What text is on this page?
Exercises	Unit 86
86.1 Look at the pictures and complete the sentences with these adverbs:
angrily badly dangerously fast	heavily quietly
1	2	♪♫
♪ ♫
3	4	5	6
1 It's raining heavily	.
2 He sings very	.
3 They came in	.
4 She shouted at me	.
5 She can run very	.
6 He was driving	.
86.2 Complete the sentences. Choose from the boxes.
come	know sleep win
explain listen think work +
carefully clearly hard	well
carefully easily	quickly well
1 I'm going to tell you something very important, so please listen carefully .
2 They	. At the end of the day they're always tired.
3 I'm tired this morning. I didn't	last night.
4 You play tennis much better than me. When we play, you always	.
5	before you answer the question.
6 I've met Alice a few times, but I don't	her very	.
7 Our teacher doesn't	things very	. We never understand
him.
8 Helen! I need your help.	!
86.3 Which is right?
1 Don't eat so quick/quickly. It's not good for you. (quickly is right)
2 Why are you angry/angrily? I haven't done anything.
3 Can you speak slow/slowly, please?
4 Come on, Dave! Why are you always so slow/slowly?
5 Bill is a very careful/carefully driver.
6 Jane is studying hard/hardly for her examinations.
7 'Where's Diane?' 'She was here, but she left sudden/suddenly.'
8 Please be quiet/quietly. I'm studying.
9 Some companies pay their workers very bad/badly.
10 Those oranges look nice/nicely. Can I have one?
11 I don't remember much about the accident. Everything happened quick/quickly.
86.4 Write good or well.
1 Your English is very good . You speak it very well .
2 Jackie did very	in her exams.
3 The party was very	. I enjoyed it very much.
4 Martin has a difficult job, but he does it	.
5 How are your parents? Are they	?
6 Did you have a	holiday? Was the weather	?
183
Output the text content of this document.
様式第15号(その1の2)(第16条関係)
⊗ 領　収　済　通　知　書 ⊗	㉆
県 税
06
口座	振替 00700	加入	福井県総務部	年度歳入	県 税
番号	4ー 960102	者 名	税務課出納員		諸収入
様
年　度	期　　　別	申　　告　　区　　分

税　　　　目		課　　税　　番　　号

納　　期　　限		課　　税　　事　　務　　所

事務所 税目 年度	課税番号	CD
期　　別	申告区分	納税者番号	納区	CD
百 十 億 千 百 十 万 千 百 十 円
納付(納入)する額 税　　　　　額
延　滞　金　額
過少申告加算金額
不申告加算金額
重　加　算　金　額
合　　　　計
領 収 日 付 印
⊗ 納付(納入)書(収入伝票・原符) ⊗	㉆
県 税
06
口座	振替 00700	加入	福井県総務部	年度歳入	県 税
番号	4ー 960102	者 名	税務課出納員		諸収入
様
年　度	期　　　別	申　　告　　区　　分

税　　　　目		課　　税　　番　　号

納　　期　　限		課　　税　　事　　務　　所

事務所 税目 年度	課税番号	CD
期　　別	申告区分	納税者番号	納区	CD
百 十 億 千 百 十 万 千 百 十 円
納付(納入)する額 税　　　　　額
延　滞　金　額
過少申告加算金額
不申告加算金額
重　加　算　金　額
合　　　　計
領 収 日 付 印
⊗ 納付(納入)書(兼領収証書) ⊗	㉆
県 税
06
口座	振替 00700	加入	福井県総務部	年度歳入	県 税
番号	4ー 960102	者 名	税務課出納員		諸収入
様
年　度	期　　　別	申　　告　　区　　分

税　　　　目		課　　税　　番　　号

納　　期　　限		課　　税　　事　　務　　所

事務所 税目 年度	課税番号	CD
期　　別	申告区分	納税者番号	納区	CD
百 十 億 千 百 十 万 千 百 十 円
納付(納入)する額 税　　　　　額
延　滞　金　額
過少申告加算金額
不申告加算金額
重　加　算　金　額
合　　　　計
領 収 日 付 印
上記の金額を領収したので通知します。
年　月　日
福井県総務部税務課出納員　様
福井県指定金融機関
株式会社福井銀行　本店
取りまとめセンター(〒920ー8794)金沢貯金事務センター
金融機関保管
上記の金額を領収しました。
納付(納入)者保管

··········

• **Work to be completed**:
Tally the lines containing "quietly". Provide the number without any other words.

• **Right answer**:
2